**DESCRIPTION OF THE TASK:**
Determine the number of lines in the listing below where the string "title" occurs; answer with the number alone.

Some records
* begin *

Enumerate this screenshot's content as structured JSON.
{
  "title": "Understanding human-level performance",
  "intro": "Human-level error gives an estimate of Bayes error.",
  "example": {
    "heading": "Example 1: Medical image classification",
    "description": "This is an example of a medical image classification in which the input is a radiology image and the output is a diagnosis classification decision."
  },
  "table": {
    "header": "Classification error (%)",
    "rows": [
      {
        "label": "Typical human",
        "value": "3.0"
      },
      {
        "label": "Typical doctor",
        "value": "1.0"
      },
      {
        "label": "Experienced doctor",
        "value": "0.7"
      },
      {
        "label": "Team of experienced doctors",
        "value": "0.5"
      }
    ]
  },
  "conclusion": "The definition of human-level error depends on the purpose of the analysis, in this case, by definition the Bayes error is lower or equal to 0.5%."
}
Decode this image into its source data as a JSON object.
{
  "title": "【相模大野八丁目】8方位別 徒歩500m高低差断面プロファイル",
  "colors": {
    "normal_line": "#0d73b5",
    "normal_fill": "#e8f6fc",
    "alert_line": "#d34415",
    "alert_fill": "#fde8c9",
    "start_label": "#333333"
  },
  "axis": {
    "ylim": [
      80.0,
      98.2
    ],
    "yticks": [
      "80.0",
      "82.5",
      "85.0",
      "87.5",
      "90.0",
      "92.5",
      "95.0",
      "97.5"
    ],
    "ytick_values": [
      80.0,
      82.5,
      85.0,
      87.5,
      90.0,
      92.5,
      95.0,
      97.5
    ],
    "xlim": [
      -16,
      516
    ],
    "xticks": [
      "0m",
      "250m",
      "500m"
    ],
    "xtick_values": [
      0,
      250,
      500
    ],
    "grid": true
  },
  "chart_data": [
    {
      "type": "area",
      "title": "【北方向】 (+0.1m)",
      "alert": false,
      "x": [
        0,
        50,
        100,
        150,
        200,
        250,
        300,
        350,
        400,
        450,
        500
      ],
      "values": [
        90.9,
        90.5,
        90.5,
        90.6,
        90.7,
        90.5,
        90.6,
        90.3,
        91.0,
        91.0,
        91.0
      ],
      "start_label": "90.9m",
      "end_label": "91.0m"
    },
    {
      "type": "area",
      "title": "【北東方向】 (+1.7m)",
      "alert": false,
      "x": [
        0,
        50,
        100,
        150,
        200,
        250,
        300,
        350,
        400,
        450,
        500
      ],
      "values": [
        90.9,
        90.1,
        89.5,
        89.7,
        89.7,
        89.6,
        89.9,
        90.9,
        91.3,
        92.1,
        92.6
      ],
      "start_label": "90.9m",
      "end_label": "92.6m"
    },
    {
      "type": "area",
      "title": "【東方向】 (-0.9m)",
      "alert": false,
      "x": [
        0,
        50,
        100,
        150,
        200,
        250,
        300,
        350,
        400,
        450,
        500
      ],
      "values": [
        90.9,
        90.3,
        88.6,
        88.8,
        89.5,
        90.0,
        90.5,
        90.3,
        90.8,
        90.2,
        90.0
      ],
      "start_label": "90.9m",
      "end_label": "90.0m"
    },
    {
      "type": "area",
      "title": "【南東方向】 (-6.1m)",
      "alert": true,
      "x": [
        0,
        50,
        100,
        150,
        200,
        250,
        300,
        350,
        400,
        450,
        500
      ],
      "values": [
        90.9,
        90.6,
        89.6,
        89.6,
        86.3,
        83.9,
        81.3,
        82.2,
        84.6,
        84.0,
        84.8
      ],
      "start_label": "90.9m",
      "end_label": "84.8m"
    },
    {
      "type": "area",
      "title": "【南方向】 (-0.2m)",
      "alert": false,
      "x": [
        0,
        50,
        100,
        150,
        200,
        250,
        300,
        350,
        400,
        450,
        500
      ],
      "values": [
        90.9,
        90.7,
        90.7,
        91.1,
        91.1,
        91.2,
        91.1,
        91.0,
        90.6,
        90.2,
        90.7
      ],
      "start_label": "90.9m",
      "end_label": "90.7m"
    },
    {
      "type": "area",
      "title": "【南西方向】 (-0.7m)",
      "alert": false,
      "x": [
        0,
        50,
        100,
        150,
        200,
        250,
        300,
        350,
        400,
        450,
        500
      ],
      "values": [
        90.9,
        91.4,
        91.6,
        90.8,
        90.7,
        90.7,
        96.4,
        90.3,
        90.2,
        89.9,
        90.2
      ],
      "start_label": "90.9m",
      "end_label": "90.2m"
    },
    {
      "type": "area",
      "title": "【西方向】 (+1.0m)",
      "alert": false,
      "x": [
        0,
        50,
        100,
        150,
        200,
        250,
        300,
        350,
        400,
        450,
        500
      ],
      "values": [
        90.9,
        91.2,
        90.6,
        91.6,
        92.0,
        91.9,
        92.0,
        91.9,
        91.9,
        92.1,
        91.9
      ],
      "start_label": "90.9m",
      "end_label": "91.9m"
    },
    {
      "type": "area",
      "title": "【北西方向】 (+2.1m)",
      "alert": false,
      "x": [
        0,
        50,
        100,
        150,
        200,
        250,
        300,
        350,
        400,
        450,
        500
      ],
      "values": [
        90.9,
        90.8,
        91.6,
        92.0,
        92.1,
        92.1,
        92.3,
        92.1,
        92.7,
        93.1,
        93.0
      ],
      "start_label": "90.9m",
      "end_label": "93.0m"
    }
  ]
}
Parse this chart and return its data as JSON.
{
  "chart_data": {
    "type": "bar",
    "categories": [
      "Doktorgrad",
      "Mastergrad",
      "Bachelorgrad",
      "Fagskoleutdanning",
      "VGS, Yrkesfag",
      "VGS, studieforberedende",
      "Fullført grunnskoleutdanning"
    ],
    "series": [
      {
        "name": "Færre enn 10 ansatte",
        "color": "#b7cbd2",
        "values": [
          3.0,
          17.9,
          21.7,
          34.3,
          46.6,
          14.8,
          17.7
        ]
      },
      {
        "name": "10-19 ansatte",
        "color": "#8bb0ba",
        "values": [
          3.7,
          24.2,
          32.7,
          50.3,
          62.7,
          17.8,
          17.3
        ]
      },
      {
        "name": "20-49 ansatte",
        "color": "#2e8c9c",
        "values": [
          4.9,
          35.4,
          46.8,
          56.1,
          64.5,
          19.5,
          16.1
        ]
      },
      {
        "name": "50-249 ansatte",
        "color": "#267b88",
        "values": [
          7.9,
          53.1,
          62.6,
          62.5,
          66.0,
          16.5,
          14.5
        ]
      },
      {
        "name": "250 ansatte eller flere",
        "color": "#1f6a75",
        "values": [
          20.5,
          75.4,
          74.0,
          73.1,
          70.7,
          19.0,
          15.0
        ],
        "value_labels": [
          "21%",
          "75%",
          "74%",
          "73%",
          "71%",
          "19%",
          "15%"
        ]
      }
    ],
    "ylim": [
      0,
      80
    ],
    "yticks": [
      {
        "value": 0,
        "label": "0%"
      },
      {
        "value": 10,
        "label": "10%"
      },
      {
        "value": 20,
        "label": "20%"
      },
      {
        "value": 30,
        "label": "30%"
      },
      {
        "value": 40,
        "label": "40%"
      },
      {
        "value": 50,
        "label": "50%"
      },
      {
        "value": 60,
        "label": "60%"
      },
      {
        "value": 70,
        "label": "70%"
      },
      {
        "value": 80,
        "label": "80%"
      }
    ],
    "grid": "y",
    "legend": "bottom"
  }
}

* end *

**FULL SOLUTION:**
10